* Task directions
Look through the records below, and copy out every line that holds the string "this".

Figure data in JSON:
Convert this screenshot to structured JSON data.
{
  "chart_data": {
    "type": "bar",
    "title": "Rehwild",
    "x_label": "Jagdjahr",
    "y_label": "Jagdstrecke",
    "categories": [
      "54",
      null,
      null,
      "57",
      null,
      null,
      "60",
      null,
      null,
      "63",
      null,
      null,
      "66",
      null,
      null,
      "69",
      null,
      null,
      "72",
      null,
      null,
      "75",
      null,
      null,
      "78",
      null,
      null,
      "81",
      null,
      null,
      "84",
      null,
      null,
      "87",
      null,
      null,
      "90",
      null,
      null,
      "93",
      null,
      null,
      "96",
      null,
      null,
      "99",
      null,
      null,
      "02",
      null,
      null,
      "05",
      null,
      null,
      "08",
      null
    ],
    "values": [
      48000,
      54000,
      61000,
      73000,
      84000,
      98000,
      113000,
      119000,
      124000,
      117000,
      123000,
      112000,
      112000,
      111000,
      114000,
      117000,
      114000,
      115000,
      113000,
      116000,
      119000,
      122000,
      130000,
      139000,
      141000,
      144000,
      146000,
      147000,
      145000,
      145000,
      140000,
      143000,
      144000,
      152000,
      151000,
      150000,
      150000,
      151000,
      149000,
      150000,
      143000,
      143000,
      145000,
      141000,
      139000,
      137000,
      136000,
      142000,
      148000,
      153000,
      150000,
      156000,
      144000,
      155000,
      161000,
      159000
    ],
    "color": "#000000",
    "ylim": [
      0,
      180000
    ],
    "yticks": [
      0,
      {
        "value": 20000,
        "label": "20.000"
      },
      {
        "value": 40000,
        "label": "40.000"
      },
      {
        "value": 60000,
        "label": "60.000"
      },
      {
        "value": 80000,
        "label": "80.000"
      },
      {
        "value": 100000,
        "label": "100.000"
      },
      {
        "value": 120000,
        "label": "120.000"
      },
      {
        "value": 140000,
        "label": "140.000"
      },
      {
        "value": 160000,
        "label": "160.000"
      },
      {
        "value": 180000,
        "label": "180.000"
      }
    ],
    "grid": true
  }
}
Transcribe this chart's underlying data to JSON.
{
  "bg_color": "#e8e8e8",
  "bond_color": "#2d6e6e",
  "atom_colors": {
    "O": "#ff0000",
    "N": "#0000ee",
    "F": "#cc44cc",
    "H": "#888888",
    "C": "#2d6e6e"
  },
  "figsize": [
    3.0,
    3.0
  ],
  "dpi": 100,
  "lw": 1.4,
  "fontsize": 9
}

==

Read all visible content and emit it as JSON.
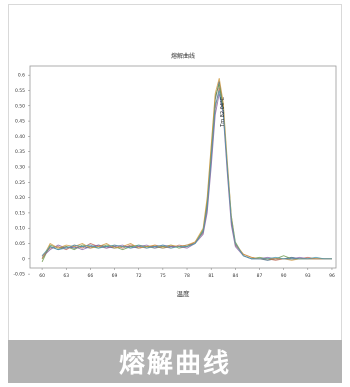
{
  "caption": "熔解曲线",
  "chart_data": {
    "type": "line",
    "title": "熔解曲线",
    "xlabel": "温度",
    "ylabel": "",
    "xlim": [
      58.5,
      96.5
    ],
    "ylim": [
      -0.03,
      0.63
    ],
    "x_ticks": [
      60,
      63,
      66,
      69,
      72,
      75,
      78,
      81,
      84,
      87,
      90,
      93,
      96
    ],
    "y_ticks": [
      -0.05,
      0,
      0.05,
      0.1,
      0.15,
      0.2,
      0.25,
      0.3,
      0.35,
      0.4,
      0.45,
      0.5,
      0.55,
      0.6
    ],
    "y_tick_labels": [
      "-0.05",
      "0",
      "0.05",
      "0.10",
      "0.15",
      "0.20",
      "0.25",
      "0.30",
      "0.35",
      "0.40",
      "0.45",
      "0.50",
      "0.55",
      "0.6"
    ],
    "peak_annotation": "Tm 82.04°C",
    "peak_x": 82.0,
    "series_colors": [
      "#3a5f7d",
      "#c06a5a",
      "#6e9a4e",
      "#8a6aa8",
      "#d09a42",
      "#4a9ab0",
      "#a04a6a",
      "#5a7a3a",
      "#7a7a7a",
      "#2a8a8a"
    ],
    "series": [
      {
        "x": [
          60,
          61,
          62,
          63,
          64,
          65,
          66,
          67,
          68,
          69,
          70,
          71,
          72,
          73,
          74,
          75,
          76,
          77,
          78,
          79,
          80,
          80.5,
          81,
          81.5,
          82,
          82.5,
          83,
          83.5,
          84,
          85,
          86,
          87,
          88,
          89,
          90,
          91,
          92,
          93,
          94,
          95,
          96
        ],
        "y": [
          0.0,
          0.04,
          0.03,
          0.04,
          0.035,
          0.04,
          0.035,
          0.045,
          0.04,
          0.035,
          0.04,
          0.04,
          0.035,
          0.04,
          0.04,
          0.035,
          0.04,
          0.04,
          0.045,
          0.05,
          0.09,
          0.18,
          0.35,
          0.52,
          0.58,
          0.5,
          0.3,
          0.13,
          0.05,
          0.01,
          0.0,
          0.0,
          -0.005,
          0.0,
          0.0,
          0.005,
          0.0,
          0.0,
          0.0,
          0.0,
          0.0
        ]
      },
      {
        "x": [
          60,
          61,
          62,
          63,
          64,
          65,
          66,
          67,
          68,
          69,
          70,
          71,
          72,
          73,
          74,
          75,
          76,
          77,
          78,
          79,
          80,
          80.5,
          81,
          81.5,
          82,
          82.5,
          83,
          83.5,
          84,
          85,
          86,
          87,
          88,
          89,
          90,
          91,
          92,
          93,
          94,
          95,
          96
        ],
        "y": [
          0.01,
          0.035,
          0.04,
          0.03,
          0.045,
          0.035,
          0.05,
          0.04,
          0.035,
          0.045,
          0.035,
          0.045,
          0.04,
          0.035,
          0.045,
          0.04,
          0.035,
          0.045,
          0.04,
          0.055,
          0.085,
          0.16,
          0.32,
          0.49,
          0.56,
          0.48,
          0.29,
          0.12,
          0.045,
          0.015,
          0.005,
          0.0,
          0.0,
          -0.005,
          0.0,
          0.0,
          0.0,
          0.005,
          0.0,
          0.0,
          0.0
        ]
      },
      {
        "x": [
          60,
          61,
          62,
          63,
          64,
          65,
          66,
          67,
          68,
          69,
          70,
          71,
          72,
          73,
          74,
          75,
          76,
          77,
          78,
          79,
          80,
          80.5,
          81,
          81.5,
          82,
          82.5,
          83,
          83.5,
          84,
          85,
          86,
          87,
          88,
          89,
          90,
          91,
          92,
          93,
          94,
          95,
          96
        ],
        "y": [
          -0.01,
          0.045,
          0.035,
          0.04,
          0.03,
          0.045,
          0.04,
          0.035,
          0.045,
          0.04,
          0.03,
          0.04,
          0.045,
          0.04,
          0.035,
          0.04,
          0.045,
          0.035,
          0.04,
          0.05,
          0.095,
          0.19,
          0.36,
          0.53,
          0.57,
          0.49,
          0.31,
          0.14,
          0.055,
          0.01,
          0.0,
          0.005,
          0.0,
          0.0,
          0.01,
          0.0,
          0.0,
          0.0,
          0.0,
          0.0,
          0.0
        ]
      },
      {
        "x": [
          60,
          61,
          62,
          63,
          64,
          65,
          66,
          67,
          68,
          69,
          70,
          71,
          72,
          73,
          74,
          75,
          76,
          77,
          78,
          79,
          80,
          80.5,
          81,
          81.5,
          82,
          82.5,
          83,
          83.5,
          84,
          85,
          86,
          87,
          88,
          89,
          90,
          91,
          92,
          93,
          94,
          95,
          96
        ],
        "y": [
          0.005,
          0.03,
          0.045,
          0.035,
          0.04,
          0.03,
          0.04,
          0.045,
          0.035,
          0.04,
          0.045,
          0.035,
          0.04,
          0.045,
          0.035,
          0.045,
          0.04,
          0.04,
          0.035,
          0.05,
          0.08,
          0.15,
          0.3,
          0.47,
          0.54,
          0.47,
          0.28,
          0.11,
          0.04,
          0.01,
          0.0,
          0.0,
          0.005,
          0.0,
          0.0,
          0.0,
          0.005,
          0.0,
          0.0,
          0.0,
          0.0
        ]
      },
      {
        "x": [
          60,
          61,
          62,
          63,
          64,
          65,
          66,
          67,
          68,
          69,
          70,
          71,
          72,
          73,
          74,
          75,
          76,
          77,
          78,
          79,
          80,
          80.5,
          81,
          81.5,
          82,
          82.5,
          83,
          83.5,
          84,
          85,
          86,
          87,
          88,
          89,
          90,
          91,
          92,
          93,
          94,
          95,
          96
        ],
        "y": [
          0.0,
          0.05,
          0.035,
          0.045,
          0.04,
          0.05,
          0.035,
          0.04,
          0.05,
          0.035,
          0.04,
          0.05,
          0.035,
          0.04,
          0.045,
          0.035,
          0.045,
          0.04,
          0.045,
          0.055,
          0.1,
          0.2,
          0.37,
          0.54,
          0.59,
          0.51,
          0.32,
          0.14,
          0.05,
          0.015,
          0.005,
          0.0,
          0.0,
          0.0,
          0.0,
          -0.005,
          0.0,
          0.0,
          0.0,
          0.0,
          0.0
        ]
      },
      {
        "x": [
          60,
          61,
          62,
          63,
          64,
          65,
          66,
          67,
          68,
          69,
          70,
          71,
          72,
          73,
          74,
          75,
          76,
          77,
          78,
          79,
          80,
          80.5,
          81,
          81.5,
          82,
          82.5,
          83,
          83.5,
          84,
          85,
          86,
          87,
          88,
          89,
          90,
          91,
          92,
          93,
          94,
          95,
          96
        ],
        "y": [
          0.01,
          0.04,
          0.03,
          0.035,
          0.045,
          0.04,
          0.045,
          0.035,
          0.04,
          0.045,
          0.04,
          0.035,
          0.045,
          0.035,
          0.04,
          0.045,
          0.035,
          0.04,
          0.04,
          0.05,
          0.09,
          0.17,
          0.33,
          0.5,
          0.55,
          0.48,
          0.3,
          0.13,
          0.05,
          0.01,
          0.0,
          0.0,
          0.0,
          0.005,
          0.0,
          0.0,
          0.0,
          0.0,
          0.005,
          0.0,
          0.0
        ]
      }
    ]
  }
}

* Full response
Convert this screenshot to structured JSON data.
Transcribe this chart's underlying data to JSON.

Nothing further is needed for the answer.